Extracts from a graphics dataset
=====

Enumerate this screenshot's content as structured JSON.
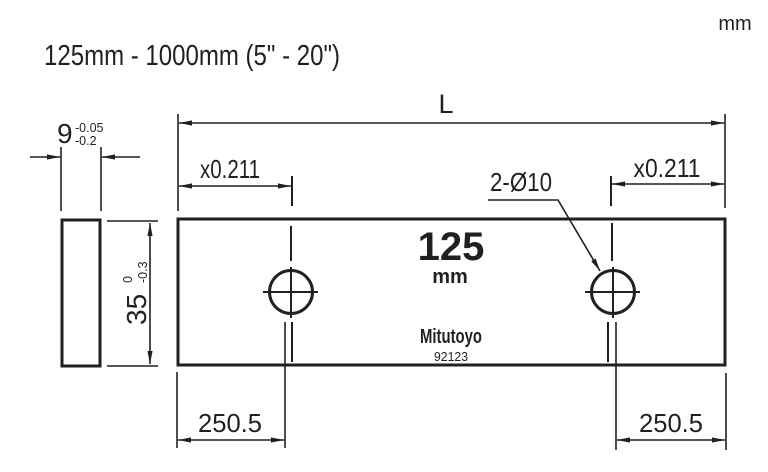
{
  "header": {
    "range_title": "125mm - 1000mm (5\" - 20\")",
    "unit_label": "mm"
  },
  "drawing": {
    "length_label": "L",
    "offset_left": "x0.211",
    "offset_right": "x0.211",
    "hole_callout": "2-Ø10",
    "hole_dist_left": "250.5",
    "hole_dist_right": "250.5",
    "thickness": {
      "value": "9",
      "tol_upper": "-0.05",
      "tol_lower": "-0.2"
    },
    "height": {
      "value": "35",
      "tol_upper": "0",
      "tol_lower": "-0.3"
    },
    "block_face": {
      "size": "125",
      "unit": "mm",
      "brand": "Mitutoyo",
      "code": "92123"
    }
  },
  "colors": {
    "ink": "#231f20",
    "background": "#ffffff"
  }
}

=====

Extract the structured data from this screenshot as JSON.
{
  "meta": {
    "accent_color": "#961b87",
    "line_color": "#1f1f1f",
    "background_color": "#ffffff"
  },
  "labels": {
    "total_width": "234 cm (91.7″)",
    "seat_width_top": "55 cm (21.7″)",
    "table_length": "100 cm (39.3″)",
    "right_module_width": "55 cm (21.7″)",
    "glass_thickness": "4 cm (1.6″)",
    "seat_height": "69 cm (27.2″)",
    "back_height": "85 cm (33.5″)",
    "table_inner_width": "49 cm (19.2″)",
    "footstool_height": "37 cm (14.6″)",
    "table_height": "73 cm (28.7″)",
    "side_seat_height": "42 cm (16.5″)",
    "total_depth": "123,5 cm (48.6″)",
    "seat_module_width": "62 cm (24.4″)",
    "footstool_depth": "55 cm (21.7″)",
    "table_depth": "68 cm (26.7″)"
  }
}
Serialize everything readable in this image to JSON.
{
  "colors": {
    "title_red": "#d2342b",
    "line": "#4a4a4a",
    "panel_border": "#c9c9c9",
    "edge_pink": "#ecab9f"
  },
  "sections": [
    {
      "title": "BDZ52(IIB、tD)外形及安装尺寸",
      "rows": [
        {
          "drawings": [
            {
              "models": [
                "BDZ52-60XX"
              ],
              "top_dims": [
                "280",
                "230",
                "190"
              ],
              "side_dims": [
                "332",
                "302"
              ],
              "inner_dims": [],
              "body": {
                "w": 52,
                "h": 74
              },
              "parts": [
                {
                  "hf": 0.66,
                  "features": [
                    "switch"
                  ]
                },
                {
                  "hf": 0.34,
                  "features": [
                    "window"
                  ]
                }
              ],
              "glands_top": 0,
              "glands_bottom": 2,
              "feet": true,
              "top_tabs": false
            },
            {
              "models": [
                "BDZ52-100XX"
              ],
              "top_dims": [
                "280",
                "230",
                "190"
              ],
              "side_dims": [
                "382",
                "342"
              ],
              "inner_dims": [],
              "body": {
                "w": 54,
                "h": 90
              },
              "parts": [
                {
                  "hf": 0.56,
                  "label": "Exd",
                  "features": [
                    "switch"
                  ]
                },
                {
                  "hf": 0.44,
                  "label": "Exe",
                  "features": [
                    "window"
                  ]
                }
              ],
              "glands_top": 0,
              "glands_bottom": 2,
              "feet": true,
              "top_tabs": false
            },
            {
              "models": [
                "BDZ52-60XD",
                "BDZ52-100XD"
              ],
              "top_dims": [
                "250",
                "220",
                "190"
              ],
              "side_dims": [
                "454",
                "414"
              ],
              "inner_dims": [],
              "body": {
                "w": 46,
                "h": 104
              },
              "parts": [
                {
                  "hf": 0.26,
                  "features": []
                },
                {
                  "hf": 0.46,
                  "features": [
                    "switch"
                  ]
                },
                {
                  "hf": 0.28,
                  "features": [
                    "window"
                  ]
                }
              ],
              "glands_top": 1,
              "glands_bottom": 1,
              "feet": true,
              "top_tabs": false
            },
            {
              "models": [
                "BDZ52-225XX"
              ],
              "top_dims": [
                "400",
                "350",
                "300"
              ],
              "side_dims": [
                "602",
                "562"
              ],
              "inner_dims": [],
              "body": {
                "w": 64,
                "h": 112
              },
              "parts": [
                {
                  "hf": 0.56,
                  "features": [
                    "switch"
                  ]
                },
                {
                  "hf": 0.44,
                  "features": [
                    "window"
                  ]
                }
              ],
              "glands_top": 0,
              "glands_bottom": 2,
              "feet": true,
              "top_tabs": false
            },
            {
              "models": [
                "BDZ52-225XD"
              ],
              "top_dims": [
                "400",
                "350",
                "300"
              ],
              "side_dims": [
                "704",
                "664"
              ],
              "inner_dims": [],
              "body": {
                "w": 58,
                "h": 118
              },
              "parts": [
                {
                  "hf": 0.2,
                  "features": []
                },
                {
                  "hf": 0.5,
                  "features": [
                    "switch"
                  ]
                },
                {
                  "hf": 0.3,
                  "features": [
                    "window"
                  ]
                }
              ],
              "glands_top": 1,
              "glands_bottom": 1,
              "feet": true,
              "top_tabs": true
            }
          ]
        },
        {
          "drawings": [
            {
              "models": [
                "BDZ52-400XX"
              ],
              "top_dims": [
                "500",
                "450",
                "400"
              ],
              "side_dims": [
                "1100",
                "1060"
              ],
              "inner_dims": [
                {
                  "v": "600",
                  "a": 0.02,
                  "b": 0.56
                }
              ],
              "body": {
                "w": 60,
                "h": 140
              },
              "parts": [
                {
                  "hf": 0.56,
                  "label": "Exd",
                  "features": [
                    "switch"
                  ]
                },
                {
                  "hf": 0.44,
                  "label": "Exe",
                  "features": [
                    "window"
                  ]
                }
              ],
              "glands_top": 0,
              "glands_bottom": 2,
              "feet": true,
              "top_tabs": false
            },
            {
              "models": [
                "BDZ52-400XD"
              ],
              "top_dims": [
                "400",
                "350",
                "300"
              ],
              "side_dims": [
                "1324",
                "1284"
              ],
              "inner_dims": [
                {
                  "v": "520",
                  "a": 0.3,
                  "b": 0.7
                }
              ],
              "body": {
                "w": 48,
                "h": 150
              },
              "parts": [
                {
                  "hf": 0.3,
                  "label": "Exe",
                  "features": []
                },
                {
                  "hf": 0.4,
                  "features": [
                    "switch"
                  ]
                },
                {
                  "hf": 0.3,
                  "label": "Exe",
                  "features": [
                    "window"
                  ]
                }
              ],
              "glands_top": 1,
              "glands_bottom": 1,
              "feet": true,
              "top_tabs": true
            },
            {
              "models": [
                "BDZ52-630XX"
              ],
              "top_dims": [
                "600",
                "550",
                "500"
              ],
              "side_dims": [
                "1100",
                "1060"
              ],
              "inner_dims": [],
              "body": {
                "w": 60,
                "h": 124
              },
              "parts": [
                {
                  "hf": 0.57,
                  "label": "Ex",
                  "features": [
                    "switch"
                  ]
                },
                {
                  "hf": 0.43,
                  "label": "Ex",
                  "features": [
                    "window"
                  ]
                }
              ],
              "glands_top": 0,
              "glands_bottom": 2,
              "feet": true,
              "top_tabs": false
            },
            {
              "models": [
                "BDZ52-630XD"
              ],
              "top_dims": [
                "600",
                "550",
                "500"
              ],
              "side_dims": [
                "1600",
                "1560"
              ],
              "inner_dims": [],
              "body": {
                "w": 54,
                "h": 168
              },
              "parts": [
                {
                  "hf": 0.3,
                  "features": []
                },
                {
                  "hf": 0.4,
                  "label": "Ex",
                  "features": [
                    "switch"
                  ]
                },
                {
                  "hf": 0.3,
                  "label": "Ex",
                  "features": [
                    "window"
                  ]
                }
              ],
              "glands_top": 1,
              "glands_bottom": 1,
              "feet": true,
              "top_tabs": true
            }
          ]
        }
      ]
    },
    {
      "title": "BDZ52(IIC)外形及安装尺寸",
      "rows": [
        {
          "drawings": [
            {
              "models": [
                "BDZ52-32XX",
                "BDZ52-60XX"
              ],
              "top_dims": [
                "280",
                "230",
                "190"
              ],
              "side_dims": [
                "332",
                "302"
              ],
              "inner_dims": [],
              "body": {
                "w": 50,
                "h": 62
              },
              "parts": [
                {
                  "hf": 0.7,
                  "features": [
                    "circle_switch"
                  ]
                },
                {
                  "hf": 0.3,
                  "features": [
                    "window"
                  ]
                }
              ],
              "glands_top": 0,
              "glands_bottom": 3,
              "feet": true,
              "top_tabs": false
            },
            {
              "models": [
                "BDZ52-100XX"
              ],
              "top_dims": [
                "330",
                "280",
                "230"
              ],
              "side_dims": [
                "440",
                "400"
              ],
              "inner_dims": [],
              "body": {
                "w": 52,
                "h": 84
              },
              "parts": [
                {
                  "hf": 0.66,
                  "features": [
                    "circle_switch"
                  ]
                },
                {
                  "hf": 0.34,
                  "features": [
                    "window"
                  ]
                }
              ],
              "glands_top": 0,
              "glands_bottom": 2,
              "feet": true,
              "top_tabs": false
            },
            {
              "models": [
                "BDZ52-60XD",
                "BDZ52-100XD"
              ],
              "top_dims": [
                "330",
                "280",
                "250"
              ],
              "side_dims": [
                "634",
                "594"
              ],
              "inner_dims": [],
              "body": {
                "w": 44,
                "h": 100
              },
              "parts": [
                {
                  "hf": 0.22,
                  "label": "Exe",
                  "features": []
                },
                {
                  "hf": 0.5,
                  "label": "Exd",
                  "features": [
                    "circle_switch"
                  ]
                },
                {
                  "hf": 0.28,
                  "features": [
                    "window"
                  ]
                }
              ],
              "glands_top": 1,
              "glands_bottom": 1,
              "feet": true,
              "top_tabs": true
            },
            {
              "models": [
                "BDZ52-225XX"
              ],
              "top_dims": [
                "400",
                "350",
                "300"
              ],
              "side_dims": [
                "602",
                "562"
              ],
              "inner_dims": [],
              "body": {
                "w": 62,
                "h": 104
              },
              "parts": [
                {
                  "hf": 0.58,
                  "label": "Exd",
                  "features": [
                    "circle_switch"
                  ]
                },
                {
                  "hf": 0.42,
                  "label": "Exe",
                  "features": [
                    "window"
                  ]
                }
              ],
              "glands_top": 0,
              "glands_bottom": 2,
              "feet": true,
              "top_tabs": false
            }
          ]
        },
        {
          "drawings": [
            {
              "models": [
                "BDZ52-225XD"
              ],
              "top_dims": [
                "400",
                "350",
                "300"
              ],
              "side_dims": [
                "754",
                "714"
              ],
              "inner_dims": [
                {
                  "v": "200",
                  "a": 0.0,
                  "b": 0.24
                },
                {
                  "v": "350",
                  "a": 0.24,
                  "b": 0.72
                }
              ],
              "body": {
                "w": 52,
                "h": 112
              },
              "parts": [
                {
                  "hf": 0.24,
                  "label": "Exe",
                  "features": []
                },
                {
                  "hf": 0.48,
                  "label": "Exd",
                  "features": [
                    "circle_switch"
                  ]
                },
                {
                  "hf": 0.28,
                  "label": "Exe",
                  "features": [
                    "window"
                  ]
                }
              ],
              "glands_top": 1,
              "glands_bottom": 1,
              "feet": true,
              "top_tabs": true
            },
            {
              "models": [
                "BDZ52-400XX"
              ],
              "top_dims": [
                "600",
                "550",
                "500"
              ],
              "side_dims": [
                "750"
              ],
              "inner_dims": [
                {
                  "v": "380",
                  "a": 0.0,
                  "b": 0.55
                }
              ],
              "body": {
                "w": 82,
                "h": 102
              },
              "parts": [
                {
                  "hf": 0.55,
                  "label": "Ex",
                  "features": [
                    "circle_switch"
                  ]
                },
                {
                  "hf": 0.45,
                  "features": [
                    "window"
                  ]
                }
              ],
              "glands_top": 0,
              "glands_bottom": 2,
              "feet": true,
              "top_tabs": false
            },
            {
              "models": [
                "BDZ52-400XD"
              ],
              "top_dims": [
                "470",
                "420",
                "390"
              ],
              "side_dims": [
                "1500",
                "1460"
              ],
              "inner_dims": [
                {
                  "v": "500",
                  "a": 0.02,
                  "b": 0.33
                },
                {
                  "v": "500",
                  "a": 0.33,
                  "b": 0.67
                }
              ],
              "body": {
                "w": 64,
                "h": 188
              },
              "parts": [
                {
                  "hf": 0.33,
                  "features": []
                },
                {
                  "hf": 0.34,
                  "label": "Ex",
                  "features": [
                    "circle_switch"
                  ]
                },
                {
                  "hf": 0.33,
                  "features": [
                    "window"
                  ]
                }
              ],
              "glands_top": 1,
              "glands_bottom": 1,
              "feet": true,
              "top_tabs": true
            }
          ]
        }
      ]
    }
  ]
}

=====

▶ **What the exercise asks**
From the records, copy every line that has the string "this" in it.

▶ **Problem solution**
Enumerate this screenshot's content as structured JSON.
Extract the structured data from this screenshot as JSON.
Serialize everything readable in this image to JSON.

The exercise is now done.